- _Stated task_
Only the pictures stay out; every record is to be quoted exactly.

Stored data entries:

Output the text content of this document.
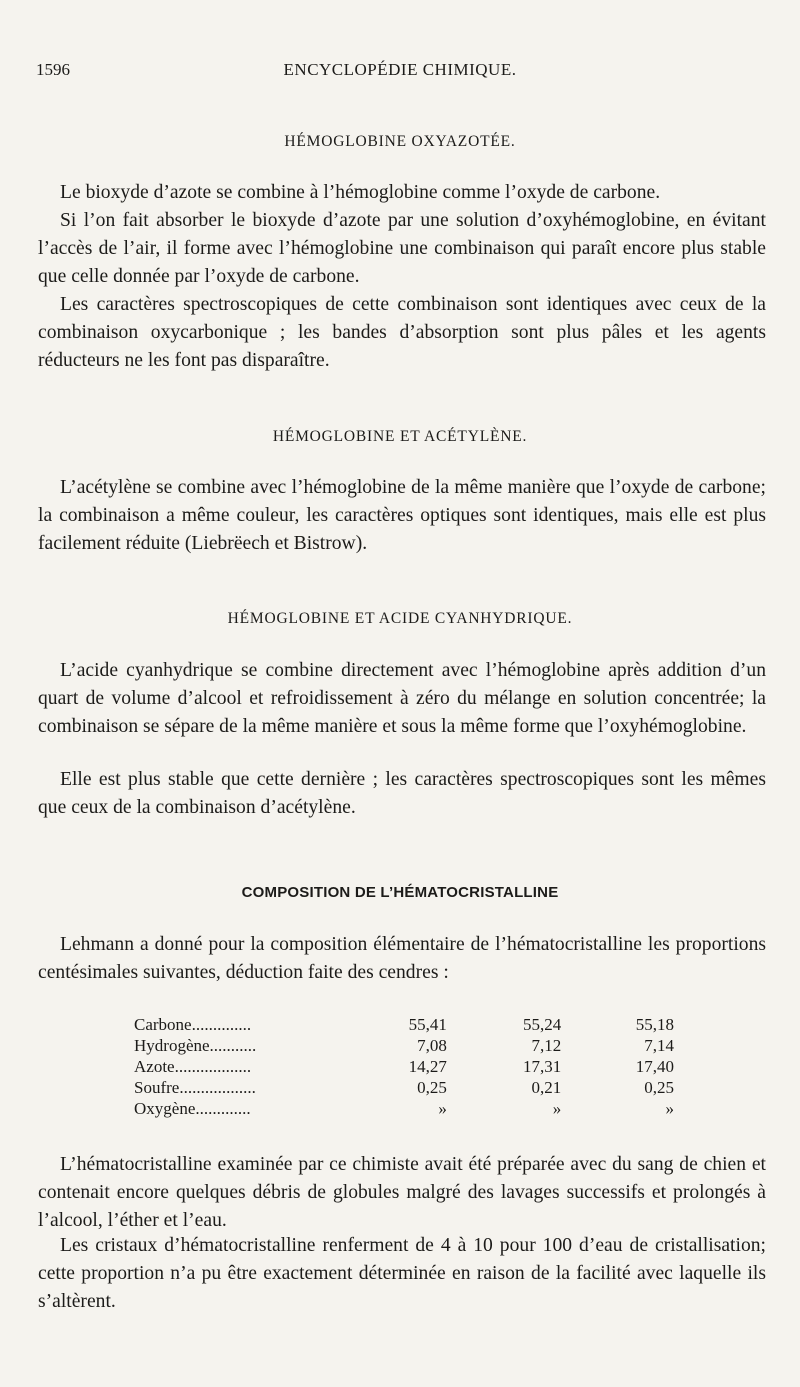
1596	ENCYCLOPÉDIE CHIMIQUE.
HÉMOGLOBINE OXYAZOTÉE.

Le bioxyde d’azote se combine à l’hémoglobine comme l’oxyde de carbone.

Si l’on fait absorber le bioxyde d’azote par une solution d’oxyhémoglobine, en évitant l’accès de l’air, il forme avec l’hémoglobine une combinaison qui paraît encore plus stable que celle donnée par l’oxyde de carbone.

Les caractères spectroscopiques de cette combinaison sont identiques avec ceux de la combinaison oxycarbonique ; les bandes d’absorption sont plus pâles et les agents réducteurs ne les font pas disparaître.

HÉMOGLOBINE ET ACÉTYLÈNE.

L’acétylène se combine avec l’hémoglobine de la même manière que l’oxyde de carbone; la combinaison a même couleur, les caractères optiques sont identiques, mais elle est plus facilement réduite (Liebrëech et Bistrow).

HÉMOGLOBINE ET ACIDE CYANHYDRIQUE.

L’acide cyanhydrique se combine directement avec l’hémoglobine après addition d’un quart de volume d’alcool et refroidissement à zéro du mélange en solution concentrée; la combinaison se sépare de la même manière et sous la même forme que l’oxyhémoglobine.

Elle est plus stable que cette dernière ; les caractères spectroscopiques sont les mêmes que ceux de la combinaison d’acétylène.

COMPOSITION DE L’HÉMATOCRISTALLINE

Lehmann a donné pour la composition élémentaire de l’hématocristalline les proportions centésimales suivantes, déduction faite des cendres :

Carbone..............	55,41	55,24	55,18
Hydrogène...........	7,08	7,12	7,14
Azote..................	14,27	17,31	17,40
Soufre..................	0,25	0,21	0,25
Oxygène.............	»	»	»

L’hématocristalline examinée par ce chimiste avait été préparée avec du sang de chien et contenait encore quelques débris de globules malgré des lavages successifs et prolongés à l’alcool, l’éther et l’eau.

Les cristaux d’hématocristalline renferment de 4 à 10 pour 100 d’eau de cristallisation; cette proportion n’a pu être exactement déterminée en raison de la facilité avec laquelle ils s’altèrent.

- _Final answer_
Output the text content of this document.
1596	ENCYCLOPÉDIE CHIMIQUE.
HÉMOGLOBINE OXYAZOTÉE.

Le bioxyde d’azote se combine à l’hémoglobine comme l’oxyde de carbone.

Si l’on fait absorber le bioxyde d’azote par une solution d’oxyhémoglobine, en évitant l’accès de l’air, il forme avec l’hémoglobine une combinaison qui paraît encore plus stable que celle donnée par l’oxyde de carbone.

Les caractères spectroscopiques de cette combinaison sont identiques avec ceux de la combinaison oxycarbonique ; les bandes d’absorption sont plus pâles et les agents réducteurs ne les font pas disparaître.

HÉMOGLOBINE ET ACÉTYLÈNE.

L’acétylène se combine avec l’hémoglobine de la même manière que l’oxyde de carbone; la combinaison a même couleur, les caractères optiques sont identiques, mais elle est plus facilement réduite (Liebrëech et Bistrow).

HÉMOGLOBINE ET ACIDE CYANHYDRIQUE.

L’acide cyanhydrique se combine directement avec l’hémoglobine après addition d’un quart de volume d’alcool et refroidissement à zéro du mélange en solution concentrée; la combinaison se sépare de la même manière et sous la même forme que l’oxyhémoglobine.

Elle est plus stable que cette dernière ; les caractères spectroscopiques sont les mêmes que ceux de la combinaison d’acétylène.

COMPOSITION DE L’HÉMATOCRISTALLINE

Lehmann a donné pour la composition élémentaire de l’hématocristalline les proportions centésimales suivantes, déduction faite des cendres :

Carbone..............	55,41	55,24	55,18
Hydrogène...........	7,08	7,12	7,14
Azote..................	14,27	17,31	17,40
Soufre..................	0,25	0,21	0,25
Oxygène.............	»	»	»

L’hématocristalline examinée par ce chimiste avait été préparée avec du sang de chien et contenait encore quelques débris de globules malgré des lavages successifs et prolongés à l’alcool, l’éther et l’eau.

Les cristaux d’hématocristalline renferment de 4 à 10 pour 100 d’eau de cristallisation; cette proportion n’a pu être exactement déterminée en raison de la facilité avec laquelle ils s’altèrent.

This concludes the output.